— Begin —
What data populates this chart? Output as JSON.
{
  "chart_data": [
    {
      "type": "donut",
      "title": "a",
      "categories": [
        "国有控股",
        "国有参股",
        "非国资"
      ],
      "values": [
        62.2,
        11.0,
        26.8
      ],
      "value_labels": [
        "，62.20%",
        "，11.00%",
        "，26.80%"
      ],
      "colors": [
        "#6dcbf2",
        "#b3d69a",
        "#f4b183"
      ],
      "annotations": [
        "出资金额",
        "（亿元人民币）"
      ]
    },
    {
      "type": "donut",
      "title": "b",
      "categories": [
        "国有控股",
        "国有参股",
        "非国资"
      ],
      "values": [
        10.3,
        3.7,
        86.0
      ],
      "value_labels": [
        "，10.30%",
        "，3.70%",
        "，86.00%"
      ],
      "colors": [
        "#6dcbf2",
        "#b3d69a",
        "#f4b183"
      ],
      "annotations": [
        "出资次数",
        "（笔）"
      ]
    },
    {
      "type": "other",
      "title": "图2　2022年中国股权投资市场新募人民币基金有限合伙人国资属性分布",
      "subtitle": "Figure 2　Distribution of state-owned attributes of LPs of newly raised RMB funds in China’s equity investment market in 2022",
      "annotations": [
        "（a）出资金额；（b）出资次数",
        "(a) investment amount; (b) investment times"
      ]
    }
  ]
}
— End —
■ **Written exercise**
Please set down all the data word for word.

■ **Full output**
What data populates this chart? Output as JSON.
{
  "chart_data": [
    {
      "type": "donut",
      "title": "a",
      "categories": [
        "国有控股",
        "国有参股",
        "非国资"
      ],
      "values": [
        62.2,
        11.0,
        26.8
      ],
      "value_labels": [
        "，62.20%",
        "，11.00%",
        "，26.80%"
      ],
      "colors": [
        "#6dcbf2",
        "#b3d69a",
        "#f4b183"
      ],
      "annotations": [
        "出资金额",
        "（亿元人民币）"
      ]
    },
    {
      "type": "donut",
      "title": "b",
      "categories": [
        "国有控股",
        "国有参股",
        "非国资"
      ],
      "values": [
        10.3,
        3.7,
        86.0
      ],
      "value_labels": [
        "，10.30%",
        "，3.70%",
        "，86.00%"
      ],
      "colors": [
        "#6dcbf2",
        "#b3d69a",
        "#f4b183"
      ],
      "annotations": [
        "出资次数",
        "（笔）"
      ]
    },
    {
      "type": "other",
      "title": "图2　2022年中国股权投资市场新募人民币基金有限合伙人国资属性分布",
      "subtitle": "Figure 2　Distribution of state-owned attributes of LPs of newly raised RMB funds in China’s equity investment market in 2022",
      "annotations": [
        "（a）出资金额；（b）出资次数",
        "(a) investment amount; (b) investment times"
      ]
    }
  ]
}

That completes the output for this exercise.